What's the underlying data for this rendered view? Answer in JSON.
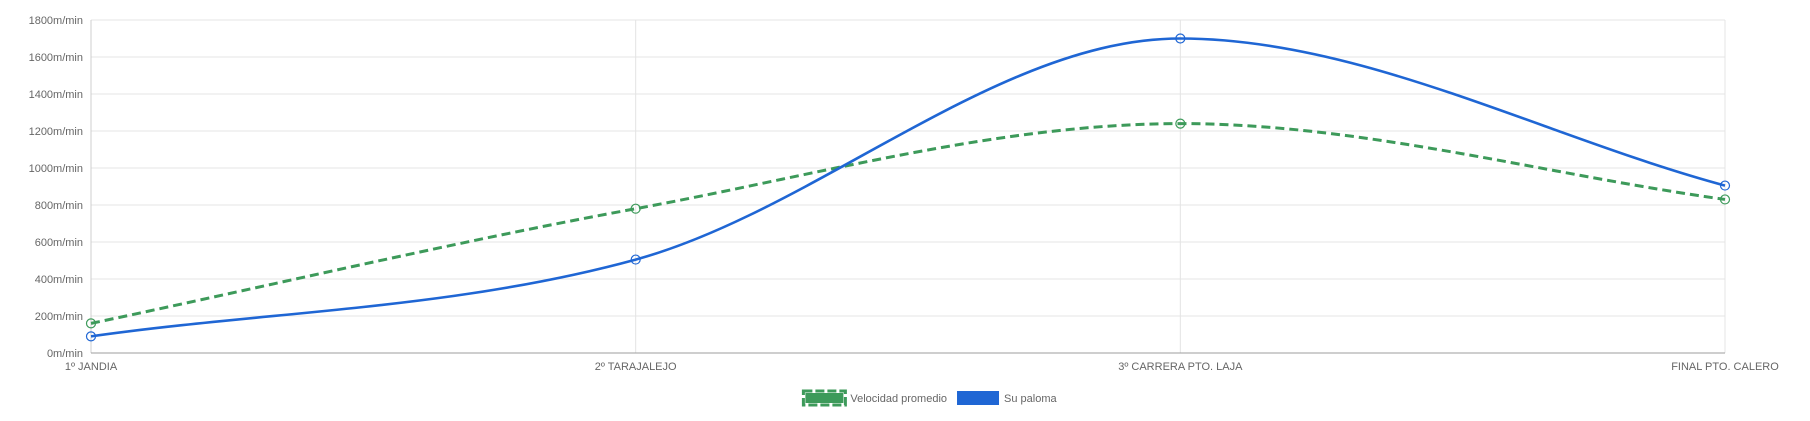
{
  "chart_data": {
    "type": "line",
    "categories": [
      "1º JANDIA",
      "2º  TARAJALEJO",
      "3º CARRERA PTO. LAJA",
      "FINAL PTO. CALERO"
    ],
    "series": [
      {
        "name": "Velocidad promedio",
        "values": [
          160,
          780,
          1240,
          830
        ],
        "color": "#3d9a5a",
        "style": "dashed"
      },
      {
        "name": "Su paloma",
        "values": [
          90,
          505,
          1700,
          905
        ],
        "color": "#1f66d4",
        "style": "solid"
      }
    ],
    "y_ticks": [
      "0m/min",
      "200m/min",
      "400m/min",
      "600m/min",
      "800m/min",
      "1000m/min",
      "1200m/min",
      "1400m/min",
      "1600m/min",
      "1800m/min"
    ],
    "ylim": [
      0,
      1800
    ],
    "grid": true,
    "legend_position": "bottom",
    "marker": "open-circle"
  }
}
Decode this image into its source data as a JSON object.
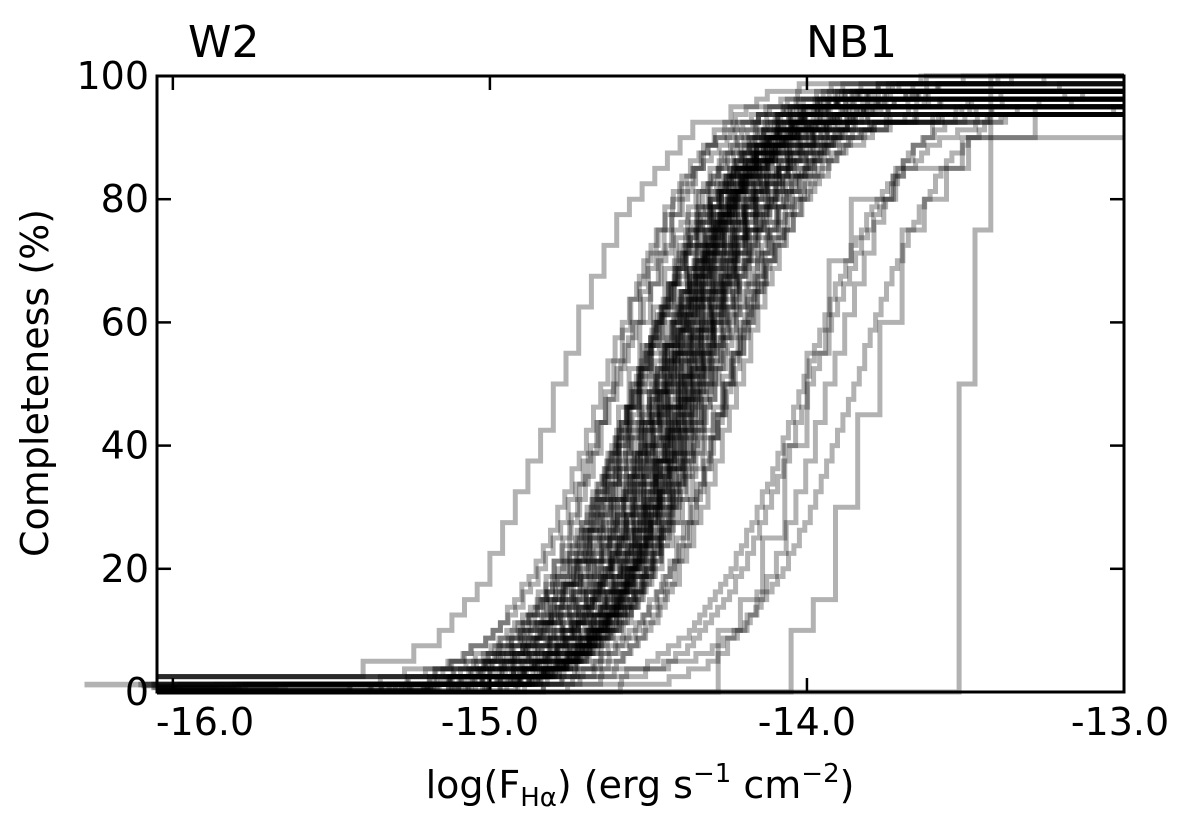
{
  "chart_data": {
    "type": "line",
    "drawstyle": "steps-post",
    "corner_labels": {
      "left": "W2",
      "right": "NB1"
    },
    "xlabel": {
      "prefix": "log(F",
      "subscript": "Hα",
      "middle": ") (erg s",
      "sup1": "−1",
      "middle2": " cm",
      "sup2": "−2",
      "suffix": ")"
    },
    "ylabel": "Completeness (%)",
    "xlim": [
      -16.05,
      -13.0
    ],
    "ylim": [
      0,
      100
    ],
    "x_ticks": [
      -16.0,
      -15.0,
      -14.0,
      -13.0
    ],
    "x_tick_labels": [
      "-16.0",
      "-15.0",
      "-14.0",
      "-13.0"
    ],
    "y_ticks": [
      0,
      20,
      40,
      60,
      80,
      100
    ],
    "y_tick_labels": [
      "0",
      "20",
      "40",
      "60",
      "80",
      "100"
    ],
    "grid": false,
    "legend": false,
    "line_color": "#000000",
    "line_opacity": 0.3,
    "n_curves": 70,
    "curve_model": "cumulative (sigmoid) completeness curves, 10%–90% span ≈ 0.35 dex",
    "midpoint_range": [
      -14.75,
      -13.85
    ],
    "special_curves": [
      {
        "description": "steep single-step curve",
        "x_step": -13.52,
        "plateau": 100
      },
      {
        "description": "late rising curve",
        "x_start": -14.05,
        "plateau": 93
      },
      {
        "description": "coarse-step curve",
        "x_start": -14.28,
        "plateau": 88
      },
      {
        "description": "low floor curve",
        "floor": 2.5,
        "x_start": -14.8,
        "plateau": 96
      }
    ]
  }
}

**What you need to do:** What is the number of lines above that contain "plateau"? Answer with that number only.

**Reply to the task:** 4